Data records
■ ■ ■ ■ ■
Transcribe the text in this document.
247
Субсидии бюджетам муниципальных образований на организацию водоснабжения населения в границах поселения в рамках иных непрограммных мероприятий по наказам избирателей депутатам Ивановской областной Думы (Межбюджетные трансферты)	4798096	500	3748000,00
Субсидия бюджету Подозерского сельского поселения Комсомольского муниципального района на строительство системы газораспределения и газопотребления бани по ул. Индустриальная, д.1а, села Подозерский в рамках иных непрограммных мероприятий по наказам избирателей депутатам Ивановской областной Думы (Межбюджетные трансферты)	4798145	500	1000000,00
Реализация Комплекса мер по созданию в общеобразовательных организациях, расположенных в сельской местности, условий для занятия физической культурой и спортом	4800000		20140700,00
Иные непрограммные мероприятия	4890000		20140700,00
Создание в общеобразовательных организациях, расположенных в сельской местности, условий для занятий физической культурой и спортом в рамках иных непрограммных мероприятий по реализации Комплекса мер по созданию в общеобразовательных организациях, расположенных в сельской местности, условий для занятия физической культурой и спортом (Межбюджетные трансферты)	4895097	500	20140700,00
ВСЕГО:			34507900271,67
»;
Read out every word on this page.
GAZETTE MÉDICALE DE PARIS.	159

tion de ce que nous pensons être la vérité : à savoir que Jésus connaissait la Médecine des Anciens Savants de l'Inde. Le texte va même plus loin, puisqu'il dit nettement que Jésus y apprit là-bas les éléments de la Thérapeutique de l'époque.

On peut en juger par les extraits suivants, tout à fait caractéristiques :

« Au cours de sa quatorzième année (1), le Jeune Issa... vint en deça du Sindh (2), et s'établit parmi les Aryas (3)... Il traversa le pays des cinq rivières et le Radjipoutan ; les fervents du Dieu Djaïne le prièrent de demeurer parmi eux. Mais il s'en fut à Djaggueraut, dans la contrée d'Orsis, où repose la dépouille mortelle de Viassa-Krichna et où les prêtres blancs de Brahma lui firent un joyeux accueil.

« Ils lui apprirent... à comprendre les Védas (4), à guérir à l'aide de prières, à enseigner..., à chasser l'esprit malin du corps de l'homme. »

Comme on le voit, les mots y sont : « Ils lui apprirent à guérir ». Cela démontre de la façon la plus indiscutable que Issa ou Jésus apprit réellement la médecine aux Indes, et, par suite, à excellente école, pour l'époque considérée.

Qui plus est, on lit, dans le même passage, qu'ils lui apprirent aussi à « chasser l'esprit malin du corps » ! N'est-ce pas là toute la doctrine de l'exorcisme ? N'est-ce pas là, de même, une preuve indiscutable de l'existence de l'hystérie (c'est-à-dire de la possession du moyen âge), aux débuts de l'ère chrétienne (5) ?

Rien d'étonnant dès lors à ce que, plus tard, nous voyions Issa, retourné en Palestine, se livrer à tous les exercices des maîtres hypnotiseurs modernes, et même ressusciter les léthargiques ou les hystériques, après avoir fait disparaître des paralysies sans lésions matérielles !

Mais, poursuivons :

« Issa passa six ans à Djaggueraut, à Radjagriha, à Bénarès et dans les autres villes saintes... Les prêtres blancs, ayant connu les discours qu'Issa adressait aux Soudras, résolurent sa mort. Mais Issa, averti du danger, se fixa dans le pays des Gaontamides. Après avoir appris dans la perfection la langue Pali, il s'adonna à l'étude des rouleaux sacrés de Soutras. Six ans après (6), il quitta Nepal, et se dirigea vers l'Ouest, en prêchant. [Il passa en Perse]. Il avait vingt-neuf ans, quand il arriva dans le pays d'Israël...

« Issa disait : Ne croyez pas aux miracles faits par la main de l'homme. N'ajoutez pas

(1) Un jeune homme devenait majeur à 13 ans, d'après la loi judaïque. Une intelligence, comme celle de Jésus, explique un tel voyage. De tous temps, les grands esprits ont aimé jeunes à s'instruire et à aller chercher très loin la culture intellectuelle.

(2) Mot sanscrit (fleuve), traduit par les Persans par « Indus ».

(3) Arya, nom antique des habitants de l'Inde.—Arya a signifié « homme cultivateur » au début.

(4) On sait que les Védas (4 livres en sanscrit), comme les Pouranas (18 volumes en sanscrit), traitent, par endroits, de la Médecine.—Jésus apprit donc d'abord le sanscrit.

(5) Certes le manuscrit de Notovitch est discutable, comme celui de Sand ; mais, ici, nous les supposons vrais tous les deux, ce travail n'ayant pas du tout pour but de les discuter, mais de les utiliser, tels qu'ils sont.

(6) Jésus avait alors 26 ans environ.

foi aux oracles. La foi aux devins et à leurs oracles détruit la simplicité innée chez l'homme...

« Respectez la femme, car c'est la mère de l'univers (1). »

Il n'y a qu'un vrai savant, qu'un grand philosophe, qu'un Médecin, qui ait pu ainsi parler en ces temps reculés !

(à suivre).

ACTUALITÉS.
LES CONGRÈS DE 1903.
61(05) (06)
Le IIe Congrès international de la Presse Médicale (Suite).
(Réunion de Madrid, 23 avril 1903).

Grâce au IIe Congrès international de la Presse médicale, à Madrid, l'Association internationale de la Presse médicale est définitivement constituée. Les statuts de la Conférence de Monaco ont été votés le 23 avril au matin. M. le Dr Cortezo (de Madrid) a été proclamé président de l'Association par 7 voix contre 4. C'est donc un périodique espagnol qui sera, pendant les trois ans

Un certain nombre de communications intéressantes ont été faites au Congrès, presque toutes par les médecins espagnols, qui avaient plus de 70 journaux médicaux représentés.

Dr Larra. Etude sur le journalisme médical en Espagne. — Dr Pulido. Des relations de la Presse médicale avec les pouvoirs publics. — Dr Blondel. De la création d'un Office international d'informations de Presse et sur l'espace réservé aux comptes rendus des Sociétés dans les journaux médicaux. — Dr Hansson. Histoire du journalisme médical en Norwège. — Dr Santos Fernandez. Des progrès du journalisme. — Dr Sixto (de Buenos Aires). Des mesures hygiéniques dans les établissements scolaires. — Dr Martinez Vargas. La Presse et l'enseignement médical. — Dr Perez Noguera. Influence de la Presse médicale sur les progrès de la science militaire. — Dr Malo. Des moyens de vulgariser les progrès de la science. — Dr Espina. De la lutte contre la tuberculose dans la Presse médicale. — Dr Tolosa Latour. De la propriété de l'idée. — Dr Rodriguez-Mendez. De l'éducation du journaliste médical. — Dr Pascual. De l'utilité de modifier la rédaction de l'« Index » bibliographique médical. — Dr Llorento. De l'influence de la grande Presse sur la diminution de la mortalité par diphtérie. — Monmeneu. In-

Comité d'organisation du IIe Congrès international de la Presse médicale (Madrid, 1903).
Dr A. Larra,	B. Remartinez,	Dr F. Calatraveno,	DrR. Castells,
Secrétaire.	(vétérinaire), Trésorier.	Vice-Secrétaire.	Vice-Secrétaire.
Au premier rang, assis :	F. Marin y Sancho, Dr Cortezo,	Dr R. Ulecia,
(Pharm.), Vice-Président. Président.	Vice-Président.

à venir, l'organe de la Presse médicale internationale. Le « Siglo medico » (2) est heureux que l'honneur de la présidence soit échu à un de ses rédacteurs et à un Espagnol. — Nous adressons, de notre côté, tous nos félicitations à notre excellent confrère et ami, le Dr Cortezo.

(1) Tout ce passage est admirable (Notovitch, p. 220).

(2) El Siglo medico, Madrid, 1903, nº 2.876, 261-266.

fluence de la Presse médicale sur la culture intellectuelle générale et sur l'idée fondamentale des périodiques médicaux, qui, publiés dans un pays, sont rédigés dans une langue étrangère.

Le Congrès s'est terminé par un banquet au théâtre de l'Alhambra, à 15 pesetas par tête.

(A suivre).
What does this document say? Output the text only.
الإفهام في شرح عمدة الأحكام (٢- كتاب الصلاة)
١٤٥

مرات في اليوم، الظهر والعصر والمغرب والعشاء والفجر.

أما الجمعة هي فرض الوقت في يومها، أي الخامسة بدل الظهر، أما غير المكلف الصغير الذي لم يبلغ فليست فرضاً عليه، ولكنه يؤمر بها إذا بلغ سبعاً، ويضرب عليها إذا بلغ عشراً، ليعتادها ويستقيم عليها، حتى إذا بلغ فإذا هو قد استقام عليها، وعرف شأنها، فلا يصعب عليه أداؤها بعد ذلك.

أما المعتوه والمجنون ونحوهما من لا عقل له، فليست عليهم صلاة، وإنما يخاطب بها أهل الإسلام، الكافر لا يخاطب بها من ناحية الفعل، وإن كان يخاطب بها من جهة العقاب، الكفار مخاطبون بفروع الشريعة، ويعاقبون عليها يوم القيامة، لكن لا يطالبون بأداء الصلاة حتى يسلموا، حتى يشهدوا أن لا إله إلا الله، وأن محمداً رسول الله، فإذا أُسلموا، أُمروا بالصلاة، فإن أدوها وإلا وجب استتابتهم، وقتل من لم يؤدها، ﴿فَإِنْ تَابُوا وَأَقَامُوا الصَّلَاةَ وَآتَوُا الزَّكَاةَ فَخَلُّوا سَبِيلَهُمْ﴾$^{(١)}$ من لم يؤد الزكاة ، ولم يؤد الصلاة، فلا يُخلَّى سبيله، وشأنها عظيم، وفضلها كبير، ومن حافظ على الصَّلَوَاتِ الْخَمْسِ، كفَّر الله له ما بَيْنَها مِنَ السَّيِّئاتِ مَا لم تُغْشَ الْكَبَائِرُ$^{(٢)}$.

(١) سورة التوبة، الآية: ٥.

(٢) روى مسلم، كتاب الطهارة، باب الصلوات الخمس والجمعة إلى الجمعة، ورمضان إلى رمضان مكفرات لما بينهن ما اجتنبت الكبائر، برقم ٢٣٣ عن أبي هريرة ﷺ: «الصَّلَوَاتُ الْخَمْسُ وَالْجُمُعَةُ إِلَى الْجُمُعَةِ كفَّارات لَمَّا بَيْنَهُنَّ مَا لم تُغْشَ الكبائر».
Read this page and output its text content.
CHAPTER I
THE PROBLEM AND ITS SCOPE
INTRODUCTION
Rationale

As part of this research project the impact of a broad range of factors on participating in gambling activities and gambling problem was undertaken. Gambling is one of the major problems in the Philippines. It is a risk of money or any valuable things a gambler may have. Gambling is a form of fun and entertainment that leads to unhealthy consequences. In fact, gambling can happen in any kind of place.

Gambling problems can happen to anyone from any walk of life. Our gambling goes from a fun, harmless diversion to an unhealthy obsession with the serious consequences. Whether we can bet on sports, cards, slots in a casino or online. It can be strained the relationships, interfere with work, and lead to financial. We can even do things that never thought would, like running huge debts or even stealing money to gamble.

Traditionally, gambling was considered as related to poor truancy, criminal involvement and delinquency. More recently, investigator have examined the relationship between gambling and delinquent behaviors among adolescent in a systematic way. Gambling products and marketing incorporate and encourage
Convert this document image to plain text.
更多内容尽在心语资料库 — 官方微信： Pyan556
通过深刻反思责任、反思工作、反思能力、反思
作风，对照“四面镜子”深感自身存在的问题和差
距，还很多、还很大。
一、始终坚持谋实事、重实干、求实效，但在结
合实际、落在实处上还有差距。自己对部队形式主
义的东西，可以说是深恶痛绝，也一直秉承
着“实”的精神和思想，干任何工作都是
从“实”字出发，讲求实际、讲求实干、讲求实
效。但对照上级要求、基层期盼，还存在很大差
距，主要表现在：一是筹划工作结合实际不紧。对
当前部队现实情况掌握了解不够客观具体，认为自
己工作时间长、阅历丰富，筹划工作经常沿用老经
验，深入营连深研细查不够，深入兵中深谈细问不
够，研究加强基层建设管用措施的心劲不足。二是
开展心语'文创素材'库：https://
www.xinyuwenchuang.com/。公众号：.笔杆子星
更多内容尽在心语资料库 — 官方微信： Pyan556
■ ■ ■ ■ ■
- [DIRECTIONS]:
Keep only the lines from the one containing "Convert this document image to plain text." to the end of the entries, and repeat them exactly.

- [RESPONSE TO THE EXERCISE]:
Convert this document image to plain text.
更多内容尽在心语资料库 — 官方微信： Pyan556
通过深刻反思责任、反思工作、反思能力、反思
作风，对照“四面镜子”深感自身存在的问题和差
距，还很多、还很大。
一、始终坚持谋实事、重实干、求实效，但在结
合实际、落在实处上还有差距。自己对部队形式主
义的东西，可以说是深恶痛绝，也一直秉承
着“实”的精神和思想，干任何工作都是
从“实”字出发，讲求实际、讲求实干、讲求实
效。但对照上级要求、基层期盼，还存在很大差
距，主要表现在：一是筹划工作结合实际不紧。对
当前部队现实情况掌握了解不够客观具体，认为自
己工作时间长、阅历丰富，筹划工作经常沿用老经
验，深入营连深研细查不够，深入兵中深谈细问不
够，研究加强基层建设管用措施的心劲不足。二是
开展心语'文创素材'库：https://
www.xinyuwenchuang.com/。公众号：.笔杆子星
更多内容尽在心语资料库 — 官方微信： Pyan556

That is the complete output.